** Start Data lines **

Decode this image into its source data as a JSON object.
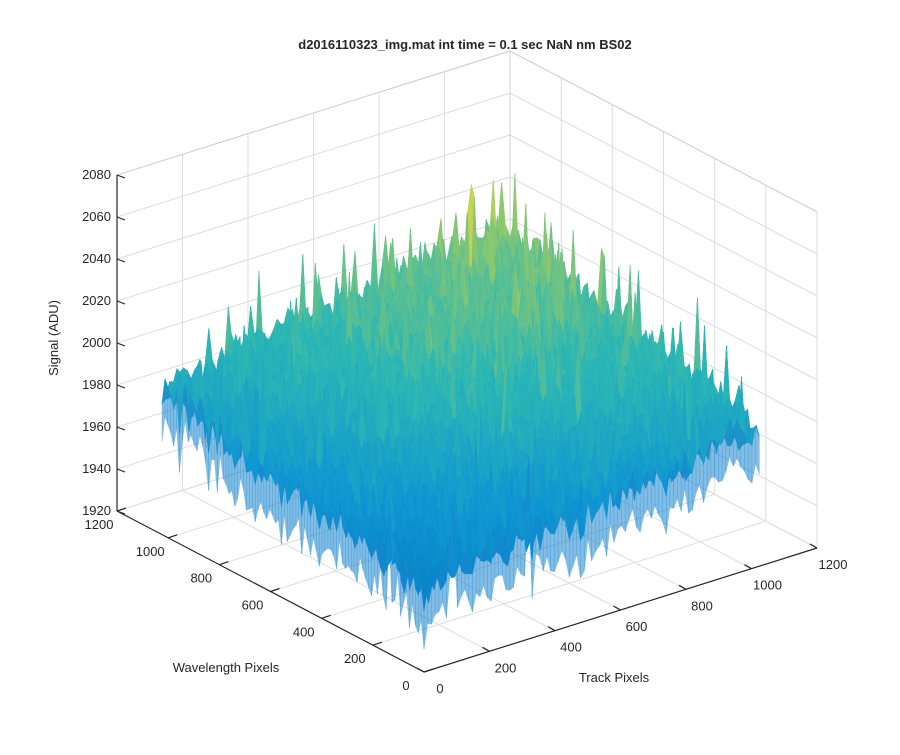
{
  "chart_data": {
    "type": "surface",
    "title": "d2016110323_img.mat int time = 0.1 sec  NaN nm BS02",
    "xlabel": "Track Pixels",
    "ylabel": "Wavelength Pixels",
    "zlabel": "Signal (ADU)",
    "xlim": [
      0,
      1200
    ],
    "ylim": [
      0,
      1200
    ],
    "zlim": [
      1920,
      2080
    ],
    "x_ticks": [
      "0",
      "200",
      "400",
      "600",
      "800",
      "1000",
      "1200"
    ],
    "y_ticks": [
      "0",
      "200",
      "400",
      "600",
      "800",
      "1000",
      "1200"
    ],
    "z_ticks": [
      "1920",
      "1940",
      "1960",
      "1980",
      "2000",
      "2020",
      "2040",
      "2060",
      "2080"
    ],
    "data_x_range": [
      0,
      1024
    ],
    "data_y_range": [
      0,
      1024
    ],
    "approx_signal": {
      "near_corner_mean": 1960,
      "center_mean": 2000,
      "far_corner_mean": 2015,
      "peak": 2063,
      "min": 1925
    },
    "colormap": "parula",
    "colors": {
      "low": "#0072BD",
      "mid": "#2CB7B4",
      "high": "#E6D742"
    },
    "grid": true,
    "view": "3d-default"
  }
}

** End Data lines **

● Short task:
Filter the records above and return every line that holds the word "Pixels".

● Exercise result:
    "xlabel": "Track Pixels",
    "ylabel": "Wavelength Pixels",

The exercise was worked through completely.